Görev A: Metinden sonra gelen satırlarda, "x-tick-label: 27 xyxy=(582,519,592,532)" içeren satırdan "x-tick-label: 39 xyxy=(816,518,826,532)" içeren satıra kadar olan satırları, her iki uç dâhil, aynen tekrarlayınız.

20. Anayasa ve Avrupa İnsan Hakları Sözleşmesi’nin (Sözleşme)
ortak koruma alanı dışında kalan bir hak ihlali iddiasını içeren başvurunun
kabul edilebilir olduğuna karar verilmesi mümkün olmayıp (B. No: 2012/1049, 26/3/2013, § 18), Sözleşme metni
ile Avrupa İnsan Hakları Mahkemesi (AİHM) kararlarından ortaya çıkan ve adil
yargılanma hakkının somut görünümleri olan alt ilke ve haklar, Anayasa’nın 36.
maddesinde yer verilen adil yargılanma hakkının da unsurlarıdır. Anayasa
Mahkemesi de Anayasa’nın 36. maddesi uyarınca inceleme yaptığı birçok
kararında, ilgili hükmü Sözleşme’nin 6. maddesi ve AİHM içtihadı ışığında
yorumlamak suretiyle, Sözleşme’nin lafzi içeriğinde yer alan AİHM içtihadıyla
adil yargılanma hakkının kapsamına dâhil edilen ilke ve haklara, Anayasa’nın
36. maddesi kapsamında yer vermektedir. Somut başvurunun dayanağını oluşturan
makul sürede yargılanma hakkı da yukarıda belirtilen ilkeler uyarınca adil
yargılanma hakkının kapsamına dâhil olup, ayrıca davaların en az giderle ve
mümkün olan süratle sonuçlandırılmasının yargının görevi olduğunu belirten
Anayasa’nın 141. maddesinin de Anayasa’nın bütünselliği ilkesi gereği, makul
sürede yargılanma hakkının değerlendirilmesinde göz önünde bulundurulması
gerektiği açıktır (B. No: 2012/13, 2/7/2013, §§ 38–39).

Görev B: Adil yargılanma hakkına ilişkin metnin "maddesinde yer verilen" ifadesinden "2/7/2013, §§ 38–39)." ifadesine kadar olan bölümünü, "yorumlamak" yerine "değerlendirmek" koyarak yeniden yazınız.

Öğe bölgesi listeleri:
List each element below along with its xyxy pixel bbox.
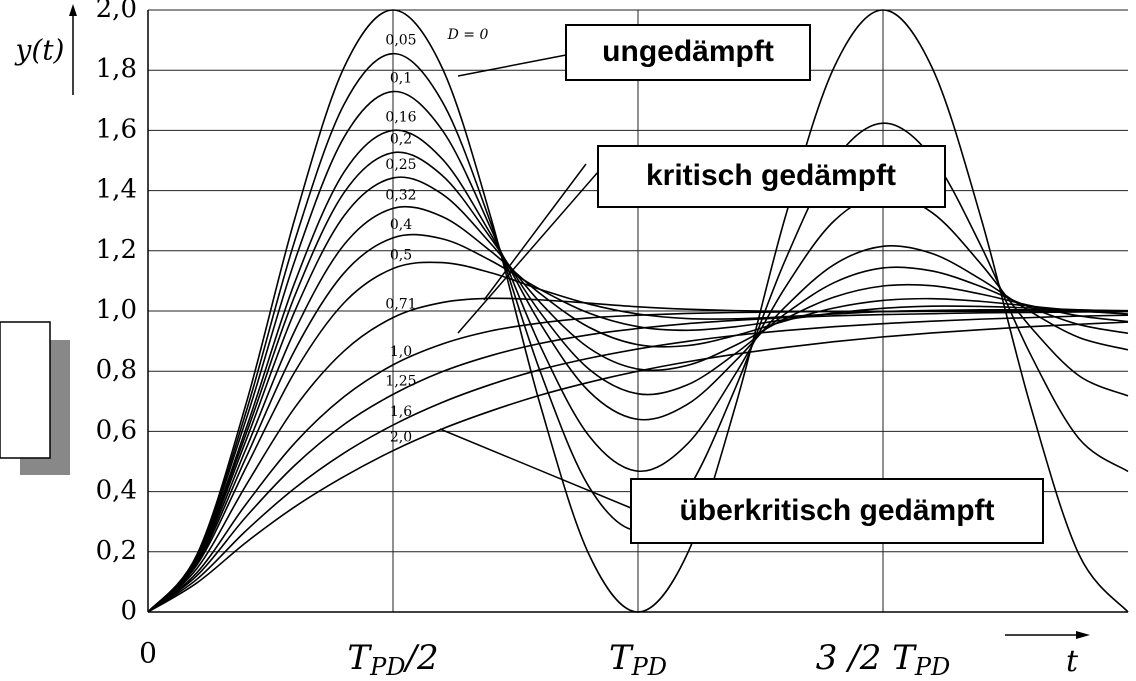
annotation: überkritisch gedämpft [679,494,994,527]
curve-label: 0,5 [390,248,412,264]
curve [147,90,1129,613]
y-tick-label: 0 [120,596,137,626]
curve-label: 0,1 [390,71,412,87]
y-tick-label: 2,0 [96,0,137,24]
x-tick-label-part: /2 [402,638,438,678]
curve [147,310,1129,613]
x-tick-label-part: PD [369,653,405,681]
annotation-box [597,145,946,208]
y-tick-label: 1,8 [96,54,137,84]
curve [147,52,1129,613]
leader-line [439,428,632,509]
x-tick-label-part: PD [631,653,667,681]
x-axis-label: t [1066,644,1079,679]
x-tick-label-part: T [609,638,634,678]
curve-label: 0,2 [390,132,412,148]
curve-label: 1,0 [390,344,412,360]
y-tick-label: 0,6 [96,415,137,445]
curve-label: 0,32 [385,187,416,203]
x-tick-label: TPD [609,638,667,681]
curve-label: 0,16 [385,109,416,125]
leader-line [457,54,567,77]
curve [147,321,1129,613]
curve-label: 1,6 [390,404,412,420]
curve [147,176,1129,613]
annotation-box [565,24,811,81]
x-tick-label-part: T [347,638,372,678]
y-tick-label: 1,6 [96,114,137,144]
y-axis-label: y(t) [14,34,65,67]
x-arrow-head [1076,631,1090,639]
x-tick-label-part: 3 /2 T [816,638,917,678]
curve [147,261,1129,613]
plot-area: 00,20,40,60,81,01,21,41,61,82,00 TPD/2 TPD… [96,0,1129,681]
curve [147,310,1128,613]
leader-line [483,163,587,301]
y-tick-label: 1,2 [96,235,137,265]
empty-box [0,321,51,459]
y-arrow-head [69,4,77,16]
x-tick-label: 3 /2 TPD [816,638,950,681]
x-tick-label-part: PD [914,653,950,681]
leader-line [457,171,599,334]
y-tick-label: 0,4 [96,476,137,506]
y-tick-label: 0,2 [96,536,137,566]
curve-label: 0,05 [385,33,416,49]
curve-label: D = 0 [447,27,489,43]
y-tick-label: 0,8 [96,355,137,385]
annotation: ungedämpft [602,35,774,68]
curve [147,129,1129,613]
curve-label: 0,25 [385,157,416,173]
annotation: kritisch gedämpft [646,159,896,192]
curve-label: 0,71 [385,297,416,313]
x-tick-label: TPD/2 [347,638,438,681]
y-tick-label: 1,0 [96,295,137,325]
curve [147,233,1129,613]
curve [147,151,1129,613]
x-tick-label: 0 [139,637,157,670]
curve [147,205,1129,613]
y-tick-label: 1,4 [96,175,137,205]
curve [147,314,1129,613]
curve-label: 2,0 [390,430,412,446]
annotation-group: ungedämpft kritisch gedämpft überkritisc… [439,24,1044,544]
curve-label: 1,25 [385,373,416,389]
curve [147,9,1129,613]
curve-label: 0,4 [390,217,412,233]
annotation-box [630,478,1044,544]
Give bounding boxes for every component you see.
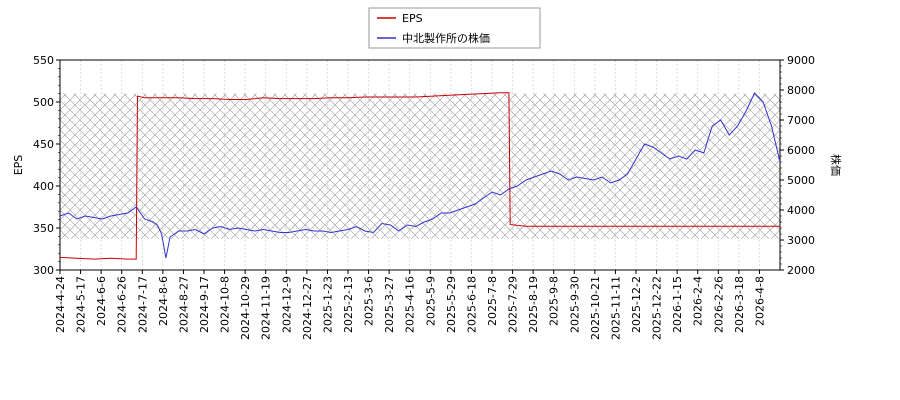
x-tick-label: 2026-2-26 (712, 276, 725, 333)
x-tick-label: 2025-7-8 (486, 276, 499, 326)
y-right-tick-label: 8000 (787, 84, 815, 97)
hatched-bands (60, 93, 780, 239)
x-tick-label: 2025-10-21 (589, 276, 602, 340)
x-tick-label: 2025-12-22 (651, 276, 664, 340)
y-right-tick-label: 6000 (787, 144, 815, 157)
plot-area-frame (59, 59, 781, 271)
legend-label-eps: EPS (402, 12, 423, 25)
legend-box (368, 7, 541, 49)
x-tick-label: 2025-3-6 (363, 276, 376, 326)
x-tick-label: 2025-4-16 (404, 276, 417, 333)
x-tick-label: 2025-8-19 (527, 276, 540, 333)
y-left-tick-label: 300 (33, 264, 54, 277)
y-left-tick-label: 350 (33, 222, 54, 235)
x-tick-label: 2025-9-8 (548, 276, 561, 326)
x-tick-label: 2024-12-27 (301, 276, 314, 340)
x-tick-label: 2024-8-27 (177, 276, 190, 333)
x-tick-label: 2024-4-24 (54, 276, 67, 333)
x-tick-label: 2024-8-6 (157, 276, 170, 326)
series-layer (59, 92, 781, 260)
legend: EPS 中北製作所の株価 (368, 7, 541, 49)
x-tick-label: 2025-11-11 (609, 276, 622, 340)
x-tick-label: 2025-2-13 (342, 276, 355, 333)
x-tick-label: 2026-4-8 (753, 276, 766, 326)
series-line-eps (59, 92, 780, 260)
right-axis: 2000 3000 4000 5000 6000 7000 8000 9000 (780, 54, 815, 277)
x-tick-label: 2024-5-17 (75, 276, 88, 333)
series-line-price (59, 92, 781, 259)
x-tick-label: 2025-5-9 (424, 276, 437, 326)
x-tick-label: 2026-1-15 (671, 276, 684, 333)
y-left-label: EPS (12, 155, 25, 176)
x-tick-label: 2024-6-6 (95, 276, 108, 326)
grid (59, 59, 780, 271)
legend-label-price: 中北製作所の株価 (402, 31, 490, 45)
x-tick-label: 2025-7-29 (507, 276, 520, 333)
y-right-tick-label: 4000 (787, 204, 815, 217)
left-axis: 300 350 400 450 500 550 (33, 54, 60, 277)
x-tick-label: 2024-12-9 (280, 276, 293, 333)
x-tick-label: 2024-7-17 (136, 276, 149, 333)
x-tick-label: 2024-10-29 (239, 276, 252, 340)
y-right-tick-label: 5000 (787, 174, 815, 187)
x-tick-label: 2025-1-23 (321, 276, 334, 333)
x-tick-label: 2025-9-30 (568, 276, 581, 333)
x-axis: 2024-4-24 2024-5-17 2024-6-6 2024-6-26 2024-… (54, 270, 766, 340)
y-right-label: 株価 (829, 154, 843, 176)
x-tick-label: 2026-3-18 (733, 276, 746, 333)
x-tick-label: 2024-10-8 (219, 276, 232, 333)
y-left-tick-label: 500 (33, 96, 54, 109)
y-right-tick-label: 9000 (787, 54, 815, 67)
y-left-tick-label: 550 (33, 54, 54, 67)
x-tick-label: 2026-2-4 (692, 276, 705, 326)
x-tick-label: 2025-12-2 (630, 276, 643, 333)
x-tick-label: 2025-6-18 (465, 276, 478, 333)
y-left-tick-label: 450 (33, 138, 54, 151)
y-right-tick-label: 7000 (787, 114, 815, 127)
y-left-tick-label: 400 (33, 180, 54, 193)
x-tick-label: 2024-9-17 (198, 276, 211, 333)
x-tick-label: 2025-3-27 (383, 276, 396, 333)
y-right-tick-label: 3000 (787, 234, 815, 247)
x-tick-label: 2024-6-26 (116, 276, 129, 333)
hatch-band-main (60, 118, 780, 239)
x-tick-label: 2024-11-19 (260, 276, 273, 340)
y-right-tick-label: 2000 (787, 264, 815, 277)
x-tick-label: 2025-5-29 (445, 276, 458, 333)
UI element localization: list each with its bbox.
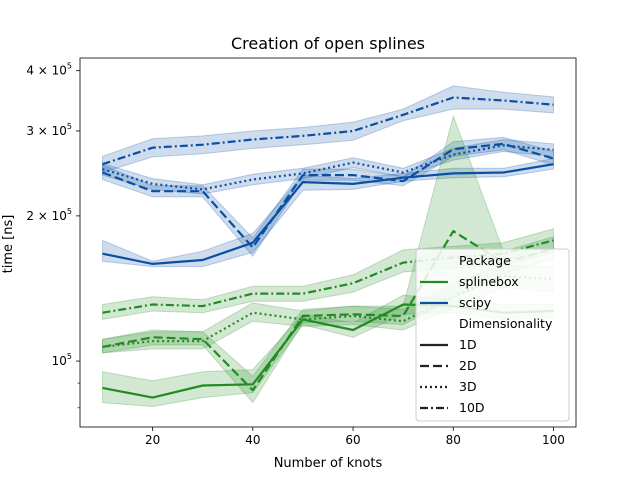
line-scipy-1D [102,163,554,265]
x-tick-label: 80 [446,433,461,447]
x-tick-label: 40 [245,433,260,447]
y-tick-label: 3 × 105 [26,122,72,138]
line-scipy-3D [102,144,554,191]
line-scipy-2D [102,142,554,249]
y-tick-label: 4 × 105 [26,62,72,78]
legend-item-splinebox: splinebox [459,274,519,289]
legend-item-1D: 1D [459,337,477,352]
x-axis: 20 40 60 80 100 [145,427,565,447]
y-axis: 105 2 × 105 3 × 105 4 × 105 [26,62,80,409]
legend-title-dimensionality: Dimensionality [459,316,553,331]
y-axis-label: time [ns] [1,215,16,274]
legend-box [415,248,570,422]
y-tick-label: 2 × 105 [26,207,72,223]
legend-item-2D: 2D [459,358,477,373]
line-splinebox-10D [102,239,554,314]
x-tick-label: 60 [345,433,360,447]
band-scipy-3D [102,138,554,195]
band-scipy-10D [102,85,554,174]
legend-title-package: Package [459,253,511,268]
y-tick-label: 105 [52,352,72,368]
plot-frame [79,57,577,428]
line-scipy-10D [102,96,554,166]
x-tick-label: 100 [542,433,565,447]
line-splinebox-3D [102,275,554,348]
x-tick-label: 20 [145,433,160,447]
legend: Package splinebox scipy Dimensionality 1D 2D 3… [415,248,570,422]
legend-item-3D: 3D [459,379,477,394]
legend-item-10D: 10D [459,400,485,415]
line-splinebox-2D [102,230,554,392]
legend-item-scipy: scipy [459,295,492,310]
band-scipy-1D [102,157,554,268]
series-lines [102,96,554,399]
chart-title: Creation of open splines [231,34,425,53]
x-axis-label: Number of knots [274,456,383,471]
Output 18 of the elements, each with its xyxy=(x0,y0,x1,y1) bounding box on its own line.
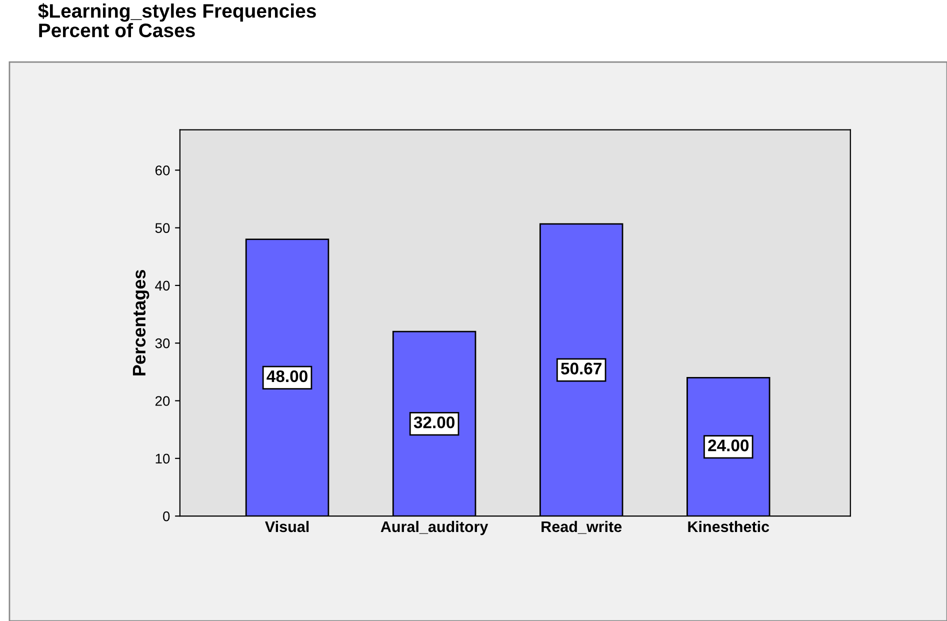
y-tick-label: 30 xyxy=(155,338,170,348)
y-tick-label: 0 xyxy=(163,511,170,522)
x-tick-label: Read_write xyxy=(542,520,622,534)
data-label: 32.00 xyxy=(414,416,454,428)
y-axis-title: Percentages xyxy=(132,270,150,376)
x-tick-label: Visual xyxy=(265,520,309,532)
y-tick-label: 50 xyxy=(155,223,170,233)
chart-title: $Learning_styles Frequencies xyxy=(38,3,316,22)
y-tick-label: 40 xyxy=(155,280,170,291)
data-label: 50.67 xyxy=(560,362,602,374)
x-tick-label: Kinesthetic xyxy=(688,520,770,532)
y-tick-label: 60 xyxy=(155,165,170,176)
y-tick-label: 10 xyxy=(156,454,170,464)
y-tick-label: 20 xyxy=(155,396,170,406)
data-label: 48.00 xyxy=(266,370,308,382)
x-tick-label: Aural_auditory xyxy=(380,520,488,536)
chart-subtitle: Percent of Cases xyxy=(39,22,195,38)
data-label: 24.00 xyxy=(708,440,749,452)
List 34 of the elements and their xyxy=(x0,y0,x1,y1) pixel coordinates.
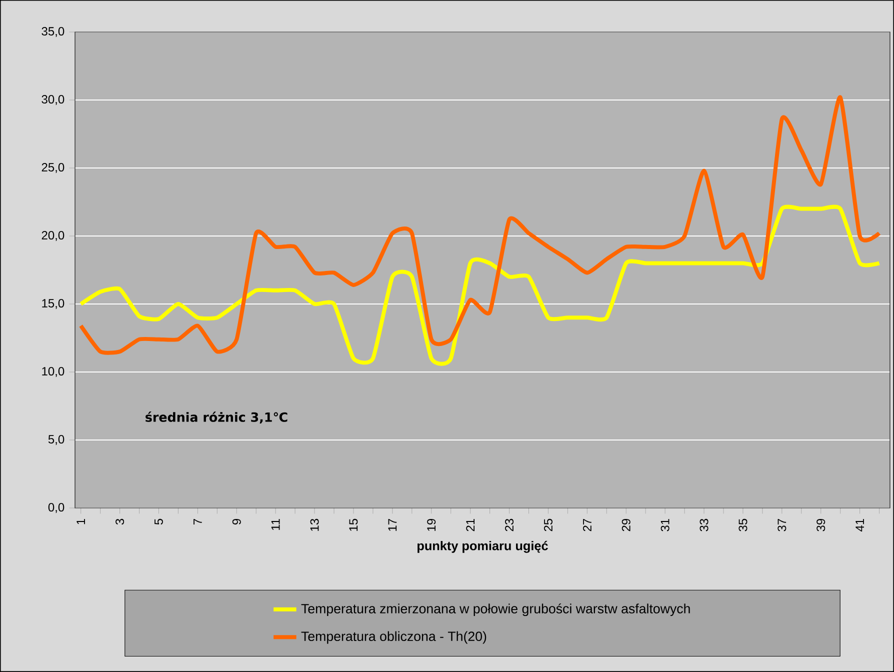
x-tick-label: 27 xyxy=(582,519,592,532)
x-tick-label: 1 xyxy=(76,518,85,524)
x-tick-label: 15 xyxy=(349,518,358,531)
x-tick-label: 5 xyxy=(154,518,163,525)
x-tick-label: 13 xyxy=(310,518,319,531)
x-tick-label: 35 xyxy=(738,518,748,532)
x-tick-label: 7 xyxy=(194,519,202,524)
x-tick-label: 9 xyxy=(232,518,241,524)
x-tick-label: 17 xyxy=(388,519,397,531)
y-tick-label: 35,0 xyxy=(42,27,64,37)
y-tick-label: 20,0 xyxy=(42,231,64,241)
y-tick-label: 15,0 xyxy=(42,299,64,309)
y-tick-label: 10,0 xyxy=(42,367,64,377)
x-tick-label: 21 xyxy=(466,518,475,532)
y-tick-label: 5,0 xyxy=(48,435,64,445)
x-tick-label: 41 xyxy=(856,518,864,532)
x-tick-label: 11 xyxy=(271,518,280,530)
x-tick-label: 33 xyxy=(700,518,708,532)
y-tick-label: 25,0 xyxy=(42,163,64,173)
x-axis-title: punkty pomiaru ugięć xyxy=(418,540,548,553)
y-tick-label: 30,0 xyxy=(42,95,64,105)
legend-label: Temperatura zmierzonana w połowie grubości warstw asfaltowych xyxy=(301,603,690,616)
x-tick-label: 19 xyxy=(427,518,436,531)
x-tick-label: 25 xyxy=(544,518,552,532)
x-tick-label: 31 xyxy=(660,518,670,532)
x-tick-label: 3 xyxy=(116,518,124,525)
x-tick-label: 29 xyxy=(622,518,630,532)
line-series xyxy=(78,95,882,355)
x-tick-label: 23 xyxy=(505,518,514,532)
y-tick-label: 0,0 xyxy=(48,503,64,513)
annotation: średnia różnic 3,1℃ xyxy=(146,412,288,424)
x-tick-label: 37 xyxy=(778,519,786,532)
x-tick-label: 39 xyxy=(816,518,826,532)
legend-label: Temperatura obliczona - Th(20) xyxy=(301,631,486,644)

Nihai Sonuç A:
x-tick-label: 27 xyxy=(582,519,592,532)
x-tick-label: 1 xyxy=(76,518,85,524)
x-tick-label: 15 xyxy=(349,518,358,531)
x-tick-label: 5 xyxy=(154,518,163,525)
x-tick-label: 13 xyxy=(310,518,319,531)
x-tick-label: 35 xyxy=(738,518,748,532)
x-tick-label: 7 xyxy=(194,519,202,524)
x-tick-label: 9 xyxy=(232,518,241,524)
x-tick-label: 17 xyxy=(388,519,397,531)
y-tick-label: 35,0 xyxy=(42,27,64,37)
y-tick-label: 20,0 xyxy=(42,231,64,241)
y-tick-label: 15,0 xyxy=(42,299,64,309)
y-tick-label: 10,0 xyxy=(42,367,64,377)
x-tick-label: 21 xyxy=(466,518,475,532)
y-tick-label: 5,0 xyxy=(48,435,64,445)
x-tick-label: 41 xyxy=(856,518,864,532)
x-tick-label: 11 xyxy=(271,518,280,530)
x-tick-label: 33 xyxy=(700,518,708,532)
y-tick-label: 25,0 xyxy=(42,163,64,173)
x-axis-title: punkty pomiaru ugięć xyxy=(418,540,548,553)
y-tick-label: 30,0 xyxy=(42,95,64,105)
legend-label: Temperatura zmierzonana w połowie grubości warstw asfaltowych xyxy=(301,603,690,616)
x-tick-label: 19 xyxy=(427,518,436,531)
x-tick-label: 25 xyxy=(544,518,552,532)
x-tick-label: 31 xyxy=(660,518,670,532)
x-tick-label: 3 xyxy=(116,518,124,525)
x-tick-label: 29 xyxy=(622,518,630,532)
line-series xyxy=(78,95,882,355)
x-tick-label: 23 xyxy=(505,518,514,532)
y-tick-label: 0,0 xyxy=(48,503,64,513)
annotation: średnia różnic 3,1℃ xyxy=(146,412,288,424)
x-tick-label: 37 xyxy=(778,519,786,532)
x-tick-label: 39 xyxy=(816,518,826,532)

Nihai Sonuç B:
maddesinde yer verilen adil yargılanma hakkının da unsurlarıdır. Anayasa
Mahkemesi de Anayasa’nın 36. maddesi uyarınca inceleme yaptığı birçok
kararında, ilgili hükmü Sözleşme’nin 6. maddesi ve AİHM içtihadı ışığında
değerlendirmek suretiyle, Sözleşme’nin lafzi içeriğinde yer alan AİHM içtihadıyla
adil yargılanma hakkının kapsamına dâhil edilen ilke ve haklara, Anayasa’nın
36. maddesi kapsamında yer vermektedir. Somut başvurunun dayanağını oluşturan
makul sürede yargılanma hakkı da yukarıda belirtilen ilkeler uyarınca adil
yargılanma hakkının kapsamına dâhil olup, ayrıca davaların en az giderle ve
mümkün olan süratle sonuçlandırılmasının yargının görevi olduğunu belirten
Anayasa’nın 141. maddesinin de Anayasa’nın bütünselliği ilkesi gereği, makul
sürede yargılanma hakkının değerlendirilmesinde göz önünde bulundurulması
gerektiği açıktır (B. No: 2012/13, 2/7/2013, §§ 38–39).